## [Supplied data]
╭──

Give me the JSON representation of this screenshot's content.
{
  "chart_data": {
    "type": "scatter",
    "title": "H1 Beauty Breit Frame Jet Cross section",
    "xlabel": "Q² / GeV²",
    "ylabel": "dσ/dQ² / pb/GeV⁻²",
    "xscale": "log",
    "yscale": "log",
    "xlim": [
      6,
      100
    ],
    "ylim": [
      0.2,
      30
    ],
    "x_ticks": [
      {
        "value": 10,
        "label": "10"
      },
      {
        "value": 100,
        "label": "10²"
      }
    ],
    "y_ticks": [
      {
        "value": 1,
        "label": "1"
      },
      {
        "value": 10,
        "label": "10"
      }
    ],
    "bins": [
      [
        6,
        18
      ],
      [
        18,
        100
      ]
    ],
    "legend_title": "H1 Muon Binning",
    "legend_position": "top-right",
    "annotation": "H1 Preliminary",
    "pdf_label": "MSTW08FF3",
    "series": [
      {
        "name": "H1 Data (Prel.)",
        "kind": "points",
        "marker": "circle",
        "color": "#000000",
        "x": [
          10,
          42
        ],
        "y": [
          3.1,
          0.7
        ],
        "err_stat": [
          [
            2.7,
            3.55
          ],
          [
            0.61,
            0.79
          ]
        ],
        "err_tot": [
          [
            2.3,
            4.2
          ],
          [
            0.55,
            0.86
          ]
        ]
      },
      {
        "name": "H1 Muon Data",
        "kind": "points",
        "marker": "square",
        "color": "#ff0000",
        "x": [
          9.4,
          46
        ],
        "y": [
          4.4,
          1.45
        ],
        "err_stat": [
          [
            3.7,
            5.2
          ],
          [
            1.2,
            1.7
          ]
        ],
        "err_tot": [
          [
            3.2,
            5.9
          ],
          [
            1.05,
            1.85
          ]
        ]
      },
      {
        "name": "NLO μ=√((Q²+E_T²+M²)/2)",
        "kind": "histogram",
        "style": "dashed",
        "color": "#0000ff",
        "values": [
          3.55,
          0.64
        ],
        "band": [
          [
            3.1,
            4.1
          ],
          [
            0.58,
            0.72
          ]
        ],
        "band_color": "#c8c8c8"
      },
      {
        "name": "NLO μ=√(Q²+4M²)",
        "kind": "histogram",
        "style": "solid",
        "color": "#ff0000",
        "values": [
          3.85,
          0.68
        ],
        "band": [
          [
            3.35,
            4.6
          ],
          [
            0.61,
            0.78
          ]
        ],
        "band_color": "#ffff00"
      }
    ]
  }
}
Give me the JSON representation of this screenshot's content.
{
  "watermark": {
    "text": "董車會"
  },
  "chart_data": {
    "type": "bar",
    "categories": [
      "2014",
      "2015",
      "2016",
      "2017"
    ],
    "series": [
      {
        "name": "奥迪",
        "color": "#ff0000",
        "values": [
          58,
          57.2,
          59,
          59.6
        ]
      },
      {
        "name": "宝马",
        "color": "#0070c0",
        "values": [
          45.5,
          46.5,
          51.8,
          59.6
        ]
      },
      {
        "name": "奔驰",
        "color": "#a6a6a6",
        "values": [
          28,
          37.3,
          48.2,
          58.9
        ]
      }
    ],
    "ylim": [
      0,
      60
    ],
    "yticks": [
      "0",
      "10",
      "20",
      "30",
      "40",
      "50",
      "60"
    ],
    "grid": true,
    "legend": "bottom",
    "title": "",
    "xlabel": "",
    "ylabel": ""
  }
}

╰──
╭──

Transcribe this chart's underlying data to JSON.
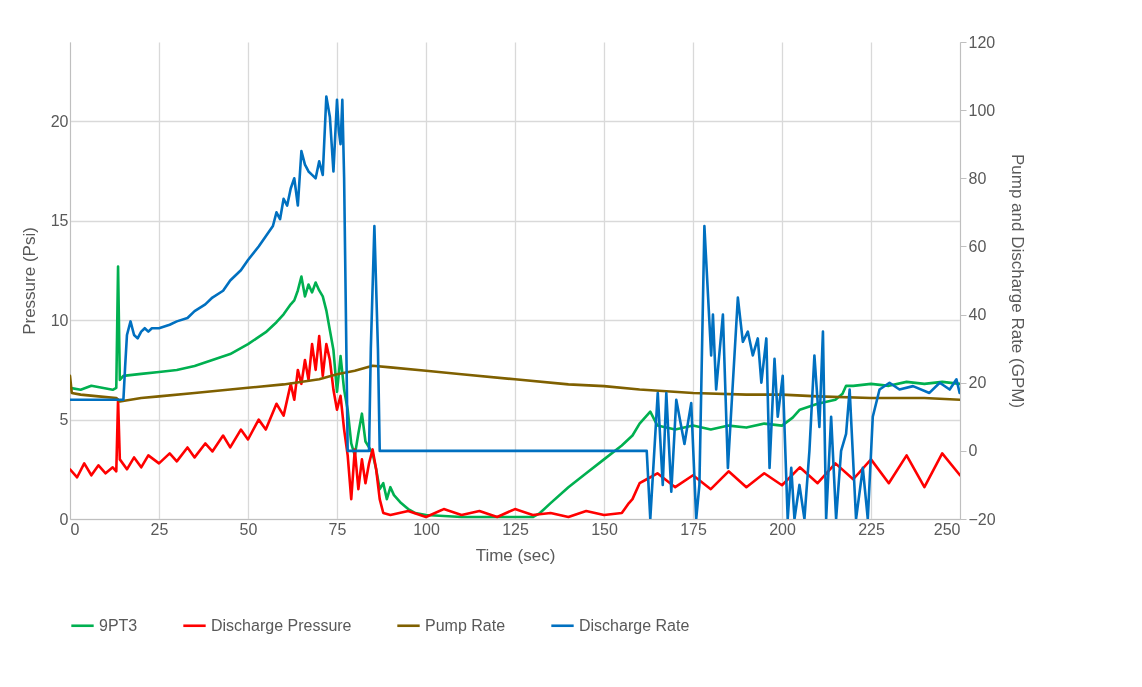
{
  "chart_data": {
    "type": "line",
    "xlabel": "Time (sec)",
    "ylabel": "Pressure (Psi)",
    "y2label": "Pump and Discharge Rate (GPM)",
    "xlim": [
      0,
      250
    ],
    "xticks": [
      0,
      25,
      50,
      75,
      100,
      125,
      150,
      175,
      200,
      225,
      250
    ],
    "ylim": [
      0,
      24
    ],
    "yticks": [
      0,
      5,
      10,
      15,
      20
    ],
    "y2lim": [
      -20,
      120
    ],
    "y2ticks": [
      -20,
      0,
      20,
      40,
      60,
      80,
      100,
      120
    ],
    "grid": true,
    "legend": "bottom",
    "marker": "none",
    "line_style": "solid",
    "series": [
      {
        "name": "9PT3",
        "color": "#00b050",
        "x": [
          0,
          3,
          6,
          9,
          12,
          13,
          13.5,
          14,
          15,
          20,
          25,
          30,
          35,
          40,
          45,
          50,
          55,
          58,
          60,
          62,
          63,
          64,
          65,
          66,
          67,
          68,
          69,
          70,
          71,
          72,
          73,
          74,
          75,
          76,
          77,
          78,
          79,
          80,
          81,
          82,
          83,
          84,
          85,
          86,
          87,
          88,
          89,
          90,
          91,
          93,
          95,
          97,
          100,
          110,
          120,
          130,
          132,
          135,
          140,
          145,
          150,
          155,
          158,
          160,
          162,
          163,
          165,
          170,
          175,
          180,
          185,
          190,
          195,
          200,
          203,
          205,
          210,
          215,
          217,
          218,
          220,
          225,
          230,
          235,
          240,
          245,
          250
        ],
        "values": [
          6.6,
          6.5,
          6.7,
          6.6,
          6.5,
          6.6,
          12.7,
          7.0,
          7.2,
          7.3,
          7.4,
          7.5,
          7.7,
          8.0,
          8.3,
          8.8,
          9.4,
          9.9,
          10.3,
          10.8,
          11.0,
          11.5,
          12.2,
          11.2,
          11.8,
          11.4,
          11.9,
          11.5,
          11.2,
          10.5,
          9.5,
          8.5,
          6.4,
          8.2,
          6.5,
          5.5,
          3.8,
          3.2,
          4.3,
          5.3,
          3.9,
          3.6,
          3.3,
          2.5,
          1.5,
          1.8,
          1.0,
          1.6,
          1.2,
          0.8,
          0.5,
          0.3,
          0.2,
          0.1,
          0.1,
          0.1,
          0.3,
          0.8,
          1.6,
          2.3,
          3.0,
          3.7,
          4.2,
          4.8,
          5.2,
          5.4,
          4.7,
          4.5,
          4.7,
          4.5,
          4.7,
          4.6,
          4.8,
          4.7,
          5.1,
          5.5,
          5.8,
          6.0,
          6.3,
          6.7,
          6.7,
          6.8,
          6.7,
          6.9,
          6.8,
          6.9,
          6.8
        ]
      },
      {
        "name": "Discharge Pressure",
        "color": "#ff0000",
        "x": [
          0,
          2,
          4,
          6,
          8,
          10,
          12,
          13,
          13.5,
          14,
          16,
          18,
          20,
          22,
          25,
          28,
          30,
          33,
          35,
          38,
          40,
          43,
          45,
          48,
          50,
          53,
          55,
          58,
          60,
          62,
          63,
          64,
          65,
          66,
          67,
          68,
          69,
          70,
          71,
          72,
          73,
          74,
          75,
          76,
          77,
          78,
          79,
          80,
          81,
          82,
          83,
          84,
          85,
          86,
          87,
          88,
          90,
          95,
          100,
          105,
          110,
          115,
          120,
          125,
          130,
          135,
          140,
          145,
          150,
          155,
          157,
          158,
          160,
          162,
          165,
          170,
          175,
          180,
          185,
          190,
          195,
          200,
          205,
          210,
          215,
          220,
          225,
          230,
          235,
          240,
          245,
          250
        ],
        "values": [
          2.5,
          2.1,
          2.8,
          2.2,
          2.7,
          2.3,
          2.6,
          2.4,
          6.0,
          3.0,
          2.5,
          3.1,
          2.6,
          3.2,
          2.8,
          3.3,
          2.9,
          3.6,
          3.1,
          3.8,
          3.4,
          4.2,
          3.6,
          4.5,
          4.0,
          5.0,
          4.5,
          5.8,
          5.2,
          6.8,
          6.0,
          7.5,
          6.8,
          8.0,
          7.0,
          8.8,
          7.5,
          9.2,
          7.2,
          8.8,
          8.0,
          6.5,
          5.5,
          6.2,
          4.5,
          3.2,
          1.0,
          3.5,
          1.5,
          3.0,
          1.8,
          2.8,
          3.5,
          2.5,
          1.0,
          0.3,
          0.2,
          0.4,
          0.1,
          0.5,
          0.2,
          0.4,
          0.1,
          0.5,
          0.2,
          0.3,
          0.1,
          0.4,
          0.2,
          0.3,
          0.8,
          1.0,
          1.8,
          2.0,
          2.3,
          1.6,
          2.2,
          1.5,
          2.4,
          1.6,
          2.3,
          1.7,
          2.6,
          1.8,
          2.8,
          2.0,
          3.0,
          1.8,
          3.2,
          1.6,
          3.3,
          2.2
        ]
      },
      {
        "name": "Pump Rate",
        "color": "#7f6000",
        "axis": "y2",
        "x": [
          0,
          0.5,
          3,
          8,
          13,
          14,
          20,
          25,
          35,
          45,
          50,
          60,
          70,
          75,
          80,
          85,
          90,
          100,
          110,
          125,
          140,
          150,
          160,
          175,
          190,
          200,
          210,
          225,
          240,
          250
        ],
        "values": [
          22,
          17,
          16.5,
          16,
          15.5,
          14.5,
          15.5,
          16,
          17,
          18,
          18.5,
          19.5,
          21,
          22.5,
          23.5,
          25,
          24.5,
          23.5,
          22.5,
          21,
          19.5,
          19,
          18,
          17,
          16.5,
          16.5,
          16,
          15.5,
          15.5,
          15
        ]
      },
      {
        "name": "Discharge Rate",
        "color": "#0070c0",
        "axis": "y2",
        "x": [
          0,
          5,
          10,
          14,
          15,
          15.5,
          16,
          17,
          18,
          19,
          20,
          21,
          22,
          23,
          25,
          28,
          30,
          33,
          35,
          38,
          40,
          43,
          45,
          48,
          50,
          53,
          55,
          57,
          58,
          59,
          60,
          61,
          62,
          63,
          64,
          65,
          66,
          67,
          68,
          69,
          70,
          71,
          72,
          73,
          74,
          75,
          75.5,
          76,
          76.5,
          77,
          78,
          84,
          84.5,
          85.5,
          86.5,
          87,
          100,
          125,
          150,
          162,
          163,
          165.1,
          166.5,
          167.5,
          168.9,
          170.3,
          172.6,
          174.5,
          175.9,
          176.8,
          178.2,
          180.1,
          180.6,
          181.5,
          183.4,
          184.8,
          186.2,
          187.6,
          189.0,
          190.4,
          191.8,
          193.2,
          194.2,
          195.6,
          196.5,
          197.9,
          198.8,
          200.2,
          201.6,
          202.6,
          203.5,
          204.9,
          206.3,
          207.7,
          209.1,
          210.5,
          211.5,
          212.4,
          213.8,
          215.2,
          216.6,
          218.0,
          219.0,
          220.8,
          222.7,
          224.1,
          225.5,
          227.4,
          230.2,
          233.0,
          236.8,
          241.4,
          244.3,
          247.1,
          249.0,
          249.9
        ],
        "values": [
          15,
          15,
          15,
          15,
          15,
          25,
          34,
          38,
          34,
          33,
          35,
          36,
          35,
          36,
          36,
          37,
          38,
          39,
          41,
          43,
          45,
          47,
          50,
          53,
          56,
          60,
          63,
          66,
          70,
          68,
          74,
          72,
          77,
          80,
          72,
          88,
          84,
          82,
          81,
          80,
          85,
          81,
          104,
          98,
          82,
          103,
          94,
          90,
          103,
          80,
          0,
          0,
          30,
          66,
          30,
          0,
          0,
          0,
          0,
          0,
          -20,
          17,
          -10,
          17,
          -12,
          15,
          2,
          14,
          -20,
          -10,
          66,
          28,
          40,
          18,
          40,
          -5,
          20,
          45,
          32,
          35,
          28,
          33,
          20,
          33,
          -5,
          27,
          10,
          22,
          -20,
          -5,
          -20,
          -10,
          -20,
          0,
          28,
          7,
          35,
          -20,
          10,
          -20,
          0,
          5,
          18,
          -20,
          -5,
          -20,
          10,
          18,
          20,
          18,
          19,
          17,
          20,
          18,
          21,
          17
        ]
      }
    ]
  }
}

╰──

## [Set task]
Look over the listing above. Pick out and copy every line that includes "ylabel".

## [Result for this task]
    "ylabel": "dσ/dQ² / pb/GeV⁻²",
    "ylabel": ""
    "ylabel": "Pressure (Psi)",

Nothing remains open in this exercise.